**Work to be completed**
Copy out the data below line for line, changing nothing, and omit the pictures from your answer.

= = = = =

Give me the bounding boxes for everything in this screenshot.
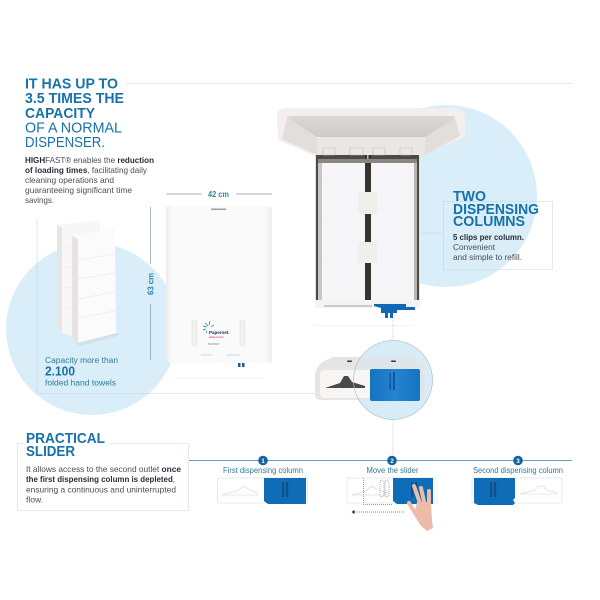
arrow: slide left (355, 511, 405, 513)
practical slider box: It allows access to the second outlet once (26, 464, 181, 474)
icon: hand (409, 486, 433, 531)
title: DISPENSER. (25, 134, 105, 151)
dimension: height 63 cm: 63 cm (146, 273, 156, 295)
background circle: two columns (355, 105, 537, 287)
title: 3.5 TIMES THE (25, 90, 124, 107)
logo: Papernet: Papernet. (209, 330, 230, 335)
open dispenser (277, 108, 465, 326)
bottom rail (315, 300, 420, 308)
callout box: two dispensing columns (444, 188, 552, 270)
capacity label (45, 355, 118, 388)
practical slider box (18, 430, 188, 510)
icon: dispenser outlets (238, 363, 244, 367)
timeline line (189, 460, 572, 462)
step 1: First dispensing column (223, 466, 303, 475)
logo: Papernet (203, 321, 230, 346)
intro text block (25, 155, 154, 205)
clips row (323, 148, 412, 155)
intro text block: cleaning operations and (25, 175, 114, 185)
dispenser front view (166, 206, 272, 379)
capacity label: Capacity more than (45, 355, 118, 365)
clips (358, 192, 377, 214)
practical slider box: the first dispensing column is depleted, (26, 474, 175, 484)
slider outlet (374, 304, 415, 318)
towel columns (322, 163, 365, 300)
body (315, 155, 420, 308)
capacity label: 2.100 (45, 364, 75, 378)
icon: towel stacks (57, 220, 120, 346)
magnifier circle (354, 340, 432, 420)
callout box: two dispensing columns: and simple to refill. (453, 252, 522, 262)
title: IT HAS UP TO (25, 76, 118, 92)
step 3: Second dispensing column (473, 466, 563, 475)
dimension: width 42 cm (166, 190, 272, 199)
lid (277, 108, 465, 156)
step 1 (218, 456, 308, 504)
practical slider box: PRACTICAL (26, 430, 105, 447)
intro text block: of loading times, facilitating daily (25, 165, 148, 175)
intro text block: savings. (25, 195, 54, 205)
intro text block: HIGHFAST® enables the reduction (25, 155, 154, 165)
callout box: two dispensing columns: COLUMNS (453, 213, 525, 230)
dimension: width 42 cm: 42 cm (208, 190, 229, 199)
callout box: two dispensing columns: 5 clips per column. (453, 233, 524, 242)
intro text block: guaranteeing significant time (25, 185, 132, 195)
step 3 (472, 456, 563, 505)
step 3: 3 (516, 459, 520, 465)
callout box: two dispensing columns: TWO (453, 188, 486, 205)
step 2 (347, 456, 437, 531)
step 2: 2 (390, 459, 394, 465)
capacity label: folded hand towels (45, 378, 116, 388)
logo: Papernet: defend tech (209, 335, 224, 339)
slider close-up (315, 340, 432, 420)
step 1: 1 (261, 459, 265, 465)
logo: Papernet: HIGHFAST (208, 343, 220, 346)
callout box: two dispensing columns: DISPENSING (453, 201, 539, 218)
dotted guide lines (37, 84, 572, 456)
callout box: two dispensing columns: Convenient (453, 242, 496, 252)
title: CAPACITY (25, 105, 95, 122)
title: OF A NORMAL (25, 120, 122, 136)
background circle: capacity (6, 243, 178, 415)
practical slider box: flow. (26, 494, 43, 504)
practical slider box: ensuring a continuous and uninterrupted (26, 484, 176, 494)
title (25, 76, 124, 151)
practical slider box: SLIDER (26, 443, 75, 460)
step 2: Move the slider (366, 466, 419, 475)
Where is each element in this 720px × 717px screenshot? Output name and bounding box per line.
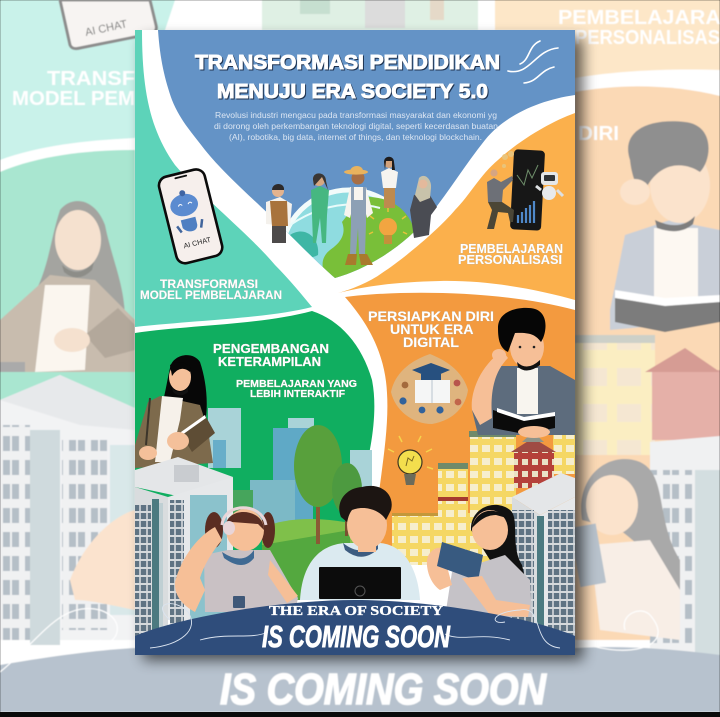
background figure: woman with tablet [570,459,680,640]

= = = = =

**Solution**
Give me the bounding boxes for everything in this screenshot.
arrow: slide left (355, 511, 405, 513)
practical slider box: It allows access to the second outlet once (26, 464, 181, 474)
icon: hand (409, 486, 433, 531)
title: DISPENSER. (25, 134, 105, 151)
dimension: height 63 cm: 63 cm (146, 273, 156, 295)
background circle: two columns (355, 105, 537, 287)
title: 3.5 TIMES THE (25, 90, 124, 107)
logo: Papernet: Papernet. (209, 330, 230, 335)
open dispenser (277, 108, 465, 326)
bottom rail (315, 300, 420, 308)
callout box: two dispensing columns (444, 188, 552, 270)
capacity label (45, 355, 118, 388)
practical slider box (18, 430, 188, 510)
icon: dispenser outlets (238, 363, 244, 367)
timeline line (189, 460, 572, 462)
step 1: First dispensing column (223, 466, 303, 475)
logo: Papernet (203, 321, 230, 346)
intro text block (25, 155, 154, 205)
clips row (323, 148, 412, 155)
intro text block: cleaning operations and (25, 175, 114, 185)
dispenser front view (166, 206, 272, 379)
capacity label: Capacity more than (45, 355, 118, 365)
clips (358, 192, 377, 214)
practical slider box: the first dispensing column is depleted, (26, 474, 175, 484)
slider outlet (374, 304, 415, 318)
towel columns (322, 163, 365, 300)
body (315, 155, 420, 308)
capacity label: 2.100 (45, 364, 75, 378)
icon: towel stacks (57, 220, 120, 346)
magnifier circle (354, 340, 432, 420)
callout box: two dispensing columns: and simple to refill. (453, 252, 522, 262)
title: IT HAS UP TO (25, 76, 118, 92)
step 3: Second dispensing column (473, 466, 563, 475)
dimension: width 42 cm (166, 190, 272, 199)
lid (277, 108, 465, 156)
step 1 (218, 456, 308, 504)
practical slider box: PRACTICAL (26, 430, 105, 447)
intro text block: of loading times, facilitating daily (25, 165, 148, 175)
intro text block: savings. (25, 195, 54, 205)
intro text block: HIGHFAST® enables the reduction (25, 155, 154, 165)
callout box: two dispensing columns: COLUMNS (453, 213, 525, 230)
dimension: width 42 cm: 42 cm (208, 190, 229, 199)
callout box: two dispensing columns: 5 clips per column. (453, 233, 524, 242)
intro text block: guaranteeing significant time (25, 185, 132, 195)
step 3 (472, 456, 563, 505)
step 3: 3 (516, 459, 520, 465)
callout box: two dispensing columns: TWO (453, 188, 486, 205)
step 2 (347, 456, 437, 531)
step 2: 2 (390, 459, 394, 465)
capacity label: folded hand towels (45, 378, 116, 388)
logo: Papernet: defend tech (209, 335, 224, 339)
slider close-up (315, 340, 432, 420)
step 1: 1 (261, 459, 265, 465)
logo: Papernet: HIGHFAST (208, 343, 220, 346)
callout box: two dispensing columns: DISPENSING (453, 201, 539, 218)
dotted guide lines (37, 84, 572, 456)
callout box: two dispensing columns: Convenient (453, 242, 496, 252)
title: CAPACITY (25, 105, 95, 122)
title: OF A NORMAL (25, 120, 122, 136)
background circle: capacity (6, 243, 178, 415)
practical slider box: flow. (26, 494, 43, 504)
practical slider box: ensuring a continuous and uninterrupted (26, 484, 176, 494)
title (25, 76, 124, 151)
practical slider box: SLIDER (26, 443, 75, 460)
step 2: Move the slider (366, 466, 419, 475)
Where is each element in this 720px × 717px screenshot? Output name and bounding box per line.
background figure: woman with tablet [570,459,680,640]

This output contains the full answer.